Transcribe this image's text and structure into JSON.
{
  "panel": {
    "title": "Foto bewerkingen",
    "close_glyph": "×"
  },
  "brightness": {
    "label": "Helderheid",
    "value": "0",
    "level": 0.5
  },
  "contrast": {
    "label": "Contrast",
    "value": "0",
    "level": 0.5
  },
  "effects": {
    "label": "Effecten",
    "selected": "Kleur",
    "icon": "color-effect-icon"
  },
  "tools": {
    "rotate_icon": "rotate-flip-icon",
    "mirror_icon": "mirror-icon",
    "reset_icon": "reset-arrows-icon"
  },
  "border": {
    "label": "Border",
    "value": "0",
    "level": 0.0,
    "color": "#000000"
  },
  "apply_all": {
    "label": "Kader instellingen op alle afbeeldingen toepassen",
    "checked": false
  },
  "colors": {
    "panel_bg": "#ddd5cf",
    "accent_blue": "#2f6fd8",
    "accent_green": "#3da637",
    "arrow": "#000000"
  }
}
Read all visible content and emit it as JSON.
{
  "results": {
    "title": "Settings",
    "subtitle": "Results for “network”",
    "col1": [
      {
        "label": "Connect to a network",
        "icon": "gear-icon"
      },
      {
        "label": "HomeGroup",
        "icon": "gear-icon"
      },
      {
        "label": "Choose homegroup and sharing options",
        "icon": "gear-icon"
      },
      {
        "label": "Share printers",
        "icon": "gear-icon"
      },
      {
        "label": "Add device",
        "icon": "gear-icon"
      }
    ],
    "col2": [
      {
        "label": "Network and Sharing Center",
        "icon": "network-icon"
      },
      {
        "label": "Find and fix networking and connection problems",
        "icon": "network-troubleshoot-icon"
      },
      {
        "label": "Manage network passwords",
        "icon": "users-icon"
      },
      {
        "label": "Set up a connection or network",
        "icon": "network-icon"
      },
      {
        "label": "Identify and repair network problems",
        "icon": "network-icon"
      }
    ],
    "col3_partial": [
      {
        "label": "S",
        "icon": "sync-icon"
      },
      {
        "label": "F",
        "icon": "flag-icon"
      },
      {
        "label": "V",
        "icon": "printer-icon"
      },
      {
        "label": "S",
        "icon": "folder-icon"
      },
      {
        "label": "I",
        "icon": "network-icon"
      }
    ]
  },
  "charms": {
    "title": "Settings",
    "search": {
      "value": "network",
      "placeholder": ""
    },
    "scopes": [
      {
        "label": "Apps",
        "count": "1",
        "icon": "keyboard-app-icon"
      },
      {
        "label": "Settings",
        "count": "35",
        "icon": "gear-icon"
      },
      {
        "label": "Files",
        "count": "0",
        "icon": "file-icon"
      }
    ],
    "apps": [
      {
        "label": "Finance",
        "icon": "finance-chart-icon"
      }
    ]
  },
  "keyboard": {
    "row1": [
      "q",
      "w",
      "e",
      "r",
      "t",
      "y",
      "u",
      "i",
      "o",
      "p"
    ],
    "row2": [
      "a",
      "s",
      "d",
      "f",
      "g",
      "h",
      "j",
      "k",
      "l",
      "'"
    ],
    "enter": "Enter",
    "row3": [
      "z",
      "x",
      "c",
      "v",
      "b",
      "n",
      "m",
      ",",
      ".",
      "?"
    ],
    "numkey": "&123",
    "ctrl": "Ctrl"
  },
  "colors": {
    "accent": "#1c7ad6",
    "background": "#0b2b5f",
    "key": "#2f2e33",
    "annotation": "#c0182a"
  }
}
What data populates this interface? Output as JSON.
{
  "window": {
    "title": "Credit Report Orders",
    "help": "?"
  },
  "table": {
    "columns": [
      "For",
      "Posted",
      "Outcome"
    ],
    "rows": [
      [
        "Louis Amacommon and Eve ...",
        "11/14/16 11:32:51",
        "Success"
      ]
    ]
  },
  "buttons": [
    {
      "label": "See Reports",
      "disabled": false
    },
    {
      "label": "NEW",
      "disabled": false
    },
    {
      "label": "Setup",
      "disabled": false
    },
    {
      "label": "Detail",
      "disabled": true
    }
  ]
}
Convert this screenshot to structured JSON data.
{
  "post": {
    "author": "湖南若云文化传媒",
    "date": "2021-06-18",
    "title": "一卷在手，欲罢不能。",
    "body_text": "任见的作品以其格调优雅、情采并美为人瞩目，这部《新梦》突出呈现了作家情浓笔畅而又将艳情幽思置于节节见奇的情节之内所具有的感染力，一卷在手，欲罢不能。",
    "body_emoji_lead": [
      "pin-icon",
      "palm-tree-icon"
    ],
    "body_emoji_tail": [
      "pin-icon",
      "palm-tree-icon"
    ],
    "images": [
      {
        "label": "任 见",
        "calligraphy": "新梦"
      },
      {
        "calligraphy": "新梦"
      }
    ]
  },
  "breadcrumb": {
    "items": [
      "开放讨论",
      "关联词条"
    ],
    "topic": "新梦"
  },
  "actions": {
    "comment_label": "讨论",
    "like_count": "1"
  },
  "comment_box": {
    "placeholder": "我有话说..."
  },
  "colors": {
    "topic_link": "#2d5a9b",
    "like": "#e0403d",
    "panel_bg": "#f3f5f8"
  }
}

- - - - -

> TASK TO CARRY OUT
Output the records exactly, including every line.

> THE COMPLETED TASK
Transcribe this image's text and structure into JSON.
{
  "panel": {
    "title": "Foto bewerkingen",
    "close_glyph": "×"
  },
  "brightness": {
    "label": "Helderheid",
    "value": "0",
    "level": 0.5
  },
  "contrast": {
    "label": "Contrast",
    "value": "0",
    "level": 0.5
  },
  "effects": {
    "label": "Effecten",
    "selected": "Kleur",
    "icon": "color-effect-icon"
  },
  "tools": {
    "rotate_icon": "rotate-flip-icon",
    "mirror_icon": "mirror-icon",
    "reset_icon": "reset-arrows-icon"
  },
  "border": {
    "label": "Border",
    "value": "0",
    "level": 0.0,
    "color": "#000000"
  },
  "apply_all": {
    "label": "Kader instellingen op alle afbeeldingen toepassen",
    "checked": false
  },
  "colors": {
    "panel_bg": "#ddd5cf",
    "accent_blue": "#2f6fd8",
    "accent_green": "#3da637",
    "arrow": "#000000"
  }
}
Read all visible content and emit it as JSON.
{
  "results": {
    "title": "Settings",
    "subtitle": "Results for “network”",
    "col1": [
      {
        "label": "Connect to a network",
        "icon": "gear-icon"
      },
      {
        "label": "HomeGroup",
        "icon": "gear-icon"
      },
      {
        "label": "Choose homegroup and sharing options",
        "icon": "gear-icon"
      },
      {
        "label": "Share printers",
        "icon": "gear-icon"
      },
      {
        "label": "Add device",
        "icon": "gear-icon"
      }
    ],
    "col2": [
      {
        "label": "Network and Sharing Center",
        "icon": "network-icon"
      },
      {
        "label": "Find and fix networking and connection problems",
        "icon": "network-troubleshoot-icon"
      },
      {
        "label": "Manage network passwords",
        "icon": "users-icon"
      },
      {
        "label": "Set up a connection or network",
        "icon": "network-icon"
      },
      {
        "label": "Identify and repair network problems",
        "icon": "network-icon"
      }
    ],
    "col3_partial": [
      {
        "label": "S",
        "icon": "sync-icon"
      },
      {
        "label": "F",
        "icon": "flag-icon"
      },
      {
        "label": "V",
        "icon": "printer-icon"
      },
      {
        "label": "S",
        "icon": "folder-icon"
      },
      {
        "label": "I",
        "icon": "network-icon"
      }
    ]
  },
  "charms": {
    "title": "Settings",
    "search": {
      "value": "network",
      "placeholder": ""
    },
    "scopes": [
      {
        "label": "Apps",
        "count": "1",
        "icon": "keyboard-app-icon"
      },
      {
        "label": "Settings",
        "count": "35",
        "icon": "gear-icon"
      },
      {
        "label": "Files",
        "count": "0",
        "icon": "file-icon"
      }
    ],
    "apps": [
      {
        "label": "Finance",
        "icon": "finance-chart-icon"
      }
    ]
  },
  "keyboard": {
    "row1": [
      "q",
      "w",
      "e",
      "r",
      "t",
      "y",
      "u",
      "i",
      "o",
      "p"
    ],
    "row2": [
      "a",
      "s",
      "d",
      "f",
      "g",
      "h",
      "j",
      "k",
      "l",
      "'"
    ],
    "enter": "Enter",
    "row3": [
      "z",
      "x",
      "c",
      "v",
      "b",
      "n",
      "m",
      ",",
      ".",
      "?"
    ],
    "numkey": "&123",
    "ctrl": "Ctrl"
  },
  "colors": {
    "accent": "#1c7ad6",
    "background": "#0b2b5f",
    "key": "#2f2e33",
    "annotation": "#c0182a"
  }
}
What data populates this interface? Output as JSON.
{
  "window": {
    "title": "Credit Report Orders",
    "help": "?"
  },
  "table": {
    "columns": [
      "For",
      "Posted",
      "Outcome"
    ],
    "rows": [
      [
        "Louis Amacommon and Eve ...",
        "11/14/16 11:32:51",
        "Success"
      ]
    ]
  },
  "buttons": [
    {
      "label": "See Reports",
      "disabled": false
    },
    {
      "label": "NEW",
      "disabled": false
    },
    {
      "label": "Setup",
      "disabled": false
    },
    {
      "label": "Detail",
      "disabled": true
    }
  ]
}
Convert this screenshot to structured JSON data.
{
  "post": {
    "author": "湖南若云文化传媒",
    "date": "2021-06-18",
    "title": "一卷在手，欲罢不能。",
    "body_text": "任见的作品以其格调优雅、情采并美为人瞩目，这部《新梦》突出呈现了作家情浓笔畅而又将艳情幽思置于节节见奇的情节之内所具有的感染力，一卷在手，欲罢不能。",
    "body_emoji_lead": [
      "pin-icon",
      "palm-tree-icon"
    ],
    "body_emoji_tail": [
      "pin-icon",
      "palm-tree-icon"
    ],
    "images": [
      {
        "label": "任 见",
        "calligraphy": "新梦"
      },
      {
        "calligraphy": "新梦"
      }
    ]
  },
  "breadcrumb": {
    "items": [
      "开放讨论",
      "关联词条"
    ],
    "topic": "新梦"
  },
  "actions": {
    "comment_label": "讨论",
    "like_count": "1"
  },
  "comment_box": {
    "placeholder": "我有话说..."
  },
  "colors": {
    "topic_link": "#2d5a9b",
    "like": "#e0403d",
    "panel_bg": "#f3f5f8"
  }
}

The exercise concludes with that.